------ Listed records

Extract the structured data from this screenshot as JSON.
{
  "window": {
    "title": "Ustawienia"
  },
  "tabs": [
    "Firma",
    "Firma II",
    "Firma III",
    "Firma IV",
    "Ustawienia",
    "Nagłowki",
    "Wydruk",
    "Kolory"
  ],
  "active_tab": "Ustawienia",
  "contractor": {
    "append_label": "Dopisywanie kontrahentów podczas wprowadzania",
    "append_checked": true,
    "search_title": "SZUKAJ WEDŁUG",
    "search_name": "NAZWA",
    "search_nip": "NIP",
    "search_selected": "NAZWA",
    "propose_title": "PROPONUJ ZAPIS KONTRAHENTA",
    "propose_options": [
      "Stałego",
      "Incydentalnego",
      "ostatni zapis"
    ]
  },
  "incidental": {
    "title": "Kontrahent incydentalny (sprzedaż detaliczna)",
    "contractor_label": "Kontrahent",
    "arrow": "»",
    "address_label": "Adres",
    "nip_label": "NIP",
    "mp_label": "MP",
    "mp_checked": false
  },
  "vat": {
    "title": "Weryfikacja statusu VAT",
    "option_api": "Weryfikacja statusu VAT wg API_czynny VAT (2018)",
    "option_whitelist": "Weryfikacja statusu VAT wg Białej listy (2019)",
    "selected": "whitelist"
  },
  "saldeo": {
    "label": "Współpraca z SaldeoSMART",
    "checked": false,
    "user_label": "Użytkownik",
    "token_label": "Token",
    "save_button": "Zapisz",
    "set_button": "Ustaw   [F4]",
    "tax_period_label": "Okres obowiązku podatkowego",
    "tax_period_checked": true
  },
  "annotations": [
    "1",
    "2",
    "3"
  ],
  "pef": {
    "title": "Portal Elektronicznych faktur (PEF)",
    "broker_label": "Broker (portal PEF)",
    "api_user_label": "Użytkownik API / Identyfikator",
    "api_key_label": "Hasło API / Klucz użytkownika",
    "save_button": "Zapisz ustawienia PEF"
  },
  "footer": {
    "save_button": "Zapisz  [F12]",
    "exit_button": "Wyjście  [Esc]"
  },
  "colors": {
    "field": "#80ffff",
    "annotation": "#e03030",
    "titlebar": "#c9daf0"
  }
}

------------

- **Written problem**:
Your task is to retype all the records above with nothing left out.

- **Completed task**:
Extract the structured data from this screenshot as JSON.
{
  "window": {
    "title": "Ustawienia"
  },
  "tabs": [
    "Firma",
    "Firma II",
    "Firma III",
    "Firma IV",
    "Ustawienia",
    "Nagłowki",
    "Wydruk",
    "Kolory"
  ],
  "active_tab": "Ustawienia",
  "contractor": {
    "append_label": "Dopisywanie kontrahentów podczas wprowadzania",
    "append_checked": true,
    "search_title": "SZUKAJ WEDŁUG",
    "search_name": "NAZWA",
    "search_nip": "NIP",
    "search_selected": "NAZWA",
    "propose_title": "PROPONUJ ZAPIS KONTRAHENTA",
    "propose_options": [
      "Stałego",
      "Incydentalnego",
      "ostatni zapis"
    ]
  },
  "incidental": {
    "title": "Kontrahent incydentalny (sprzedaż detaliczna)",
    "contractor_label": "Kontrahent",
    "arrow": "»",
    "address_label": "Adres",
    "nip_label": "NIP",
    "mp_label": "MP",
    "mp_checked": false
  },
  "vat": {
    "title": "Weryfikacja statusu VAT",
    "option_api": "Weryfikacja statusu VAT wg API_czynny VAT (2018)",
    "option_whitelist": "Weryfikacja statusu VAT wg Białej listy (2019)",
    "selected": "whitelist"
  },
  "saldeo": {
    "label": "Współpraca z SaldeoSMART",
    "checked": false,
    "user_label": "Użytkownik",
    "token_label": "Token",
    "save_button": "Zapisz",
    "set_button": "Ustaw   [F4]",
    "tax_period_label": "Okres obowiązku podatkowego",
    "tax_period_checked": true
  },
  "annotations": [
    "1",
    "2",
    "3"
  ],
  "pef": {
    "title": "Portal Elektronicznych faktur (PEF)",
    "broker_label": "Broker (portal PEF)",
    "api_user_label": "Użytkownik API / Identyfikator",
    "api_key_label": "Hasło API / Klucz użytkownika",
    "save_button": "Zapisz ustawienia PEF"
  },
  "footer": {
    "save_button": "Zapisz  [F12]",
    "exit_button": "Wyjście  [Esc]"
  },
  "colors": {
    "field": "#80ffff",
    "annotation": "#e03030",
    "titlebar": "#c9daf0"
  }
}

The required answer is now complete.